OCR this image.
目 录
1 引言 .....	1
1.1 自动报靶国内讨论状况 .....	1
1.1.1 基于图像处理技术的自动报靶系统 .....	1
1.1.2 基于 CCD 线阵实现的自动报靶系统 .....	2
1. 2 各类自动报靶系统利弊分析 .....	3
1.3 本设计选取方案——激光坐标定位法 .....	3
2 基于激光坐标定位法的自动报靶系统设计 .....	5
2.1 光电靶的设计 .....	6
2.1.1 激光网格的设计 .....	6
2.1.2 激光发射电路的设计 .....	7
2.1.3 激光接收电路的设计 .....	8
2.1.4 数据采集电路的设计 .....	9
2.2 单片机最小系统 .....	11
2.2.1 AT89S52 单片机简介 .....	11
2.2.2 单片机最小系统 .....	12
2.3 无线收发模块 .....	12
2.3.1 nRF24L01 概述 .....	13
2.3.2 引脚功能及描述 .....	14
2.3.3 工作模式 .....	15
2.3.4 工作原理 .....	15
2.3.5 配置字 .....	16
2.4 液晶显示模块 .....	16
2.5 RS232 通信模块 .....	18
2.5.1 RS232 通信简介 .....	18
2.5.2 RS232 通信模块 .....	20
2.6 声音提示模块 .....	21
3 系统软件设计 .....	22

What you will do >>
Copy out the full listing exactly.

Response to this exercise >>
OCR this image.
目 录
1 引言 .....	1
1.1 自动报靶国内讨论状况 .....	1
1.1.1 基于图像处理技术的自动报靶系统 .....	1
1.1.2 基于 CCD 线阵实现的自动报靶系统 .....	2
1. 2 各类自动报靶系统利弊分析 .....	3
1.3 本设计选取方案——激光坐标定位法 .....	3
2 基于激光坐标定位法的自动报靶系统设计 .....	5
2.1 光电靶的设计 .....	6
2.1.1 激光网格的设计 .....	6
2.1.2 激光发射电路的设计 .....	7
2.1.3 激光接收电路的设计 .....	8
2.1.4 数据采集电路的设计 .....	9
2.2 单片机最小系统 .....	11
2.2.1 AT89S52 单片机简介 .....	11
2.2.2 单片机最小系统 .....	12
2.3 无线收发模块 .....	12
2.3.1 nRF24L01 概述 .....	13
2.3.2 引脚功能及描述 .....	14
2.3.3 工作模式 .....	15
2.3.4 工作原理 .....	15
2.3.5 配置字 .....	16
2.4 液晶显示模块 .....	16
2.5 RS232 通信模块 .....	18
2.5.1 RS232 通信简介 .....	18
2.5.2 RS232 通信模块 .....	20
2.6 声音提示模块 .....	21
3 系统软件设计 .....	22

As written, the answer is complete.